*INPUT DATA*
begin

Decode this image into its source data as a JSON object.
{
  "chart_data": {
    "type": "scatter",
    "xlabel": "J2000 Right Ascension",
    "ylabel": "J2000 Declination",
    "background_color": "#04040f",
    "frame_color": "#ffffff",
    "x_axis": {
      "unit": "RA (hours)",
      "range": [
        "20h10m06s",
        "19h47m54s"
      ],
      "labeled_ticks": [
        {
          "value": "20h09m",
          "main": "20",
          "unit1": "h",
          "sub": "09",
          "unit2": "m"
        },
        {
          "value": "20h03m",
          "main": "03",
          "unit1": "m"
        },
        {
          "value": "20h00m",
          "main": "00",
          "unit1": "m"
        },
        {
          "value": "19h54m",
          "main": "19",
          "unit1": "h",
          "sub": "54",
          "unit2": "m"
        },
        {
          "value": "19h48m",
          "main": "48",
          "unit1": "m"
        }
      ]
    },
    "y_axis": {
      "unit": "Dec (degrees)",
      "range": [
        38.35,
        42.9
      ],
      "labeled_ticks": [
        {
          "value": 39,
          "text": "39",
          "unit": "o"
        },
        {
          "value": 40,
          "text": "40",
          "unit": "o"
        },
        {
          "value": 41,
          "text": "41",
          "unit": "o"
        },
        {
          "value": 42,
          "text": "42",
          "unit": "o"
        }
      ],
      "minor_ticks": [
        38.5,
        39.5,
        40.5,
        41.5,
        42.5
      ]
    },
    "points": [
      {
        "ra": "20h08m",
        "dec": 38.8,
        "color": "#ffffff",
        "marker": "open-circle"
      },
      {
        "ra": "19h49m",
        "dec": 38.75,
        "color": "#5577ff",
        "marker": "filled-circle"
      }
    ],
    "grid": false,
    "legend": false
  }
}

end

*WHAT IS ASKED*
Reproduce the data in full, exactly as presented.

*ANSWER IN FULL*
Decode this image into its source data as a JSON object.
{
  "chart_data": {
    "type": "scatter",
    "xlabel": "J2000 Right Ascension",
    "ylabel": "J2000 Declination",
    "background_color": "#04040f",
    "frame_color": "#ffffff",
    "x_axis": {
      "unit": "RA (hours)",
      "range": [
        "20h10m06s",
        "19h47m54s"
      ],
      "labeled_ticks": [
        {
          "value": "20h09m",
          "main": "20",
          "unit1": "h",
          "sub": "09",
          "unit2": "m"
        },
        {
          "value": "20h03m",
          "main": "03",
          "unit1": "m"
        },
        {
          "value": "20h00m",
          "main": "00",
          "unit1": "m"
        },
        {
          "value": "19h54m",
          "main": "19",
          "unit1": "h",
          "sub": "54",
          "unit2": "m"
        },
        {
          "value": "19h48m",
          "main": "48",
          "unit1": "m"
        }
      ]
    },
    "y_axis": {
      "unit": "Dec (degrees)",
      "range": [
        38.35,
        42.9
      ],
      "labeled_ticks": [
        {
          "value": 39,
          "text": "39",
          "unit": "o"
        },
        {
          "value": 40,
          "text": "40",
          "unit": "o"
        },
        {
          "value": 41,
          "text": "41",
          "unit": "o"
        },
        {
          "value": 42,
          "text": "42",
          "unit": "o"
        }
      ],
      "minor_ticks": [
        38.5,
        39.5,
        40.5,
        41.5,
        42.5
      ]
    },
    "points": [
      {
        "ra": "20h08m",
        "dec": 38.8,
        "color": "#ffffff",
        "marker": "open-circle"
      },
      {
        "ra": "19h49m",
        "dec": 38.75,
        "color": "#5577ff",
        "marker": "filled-circle"
      }
    ],
    "grid": false,
    "legend": false
  }
}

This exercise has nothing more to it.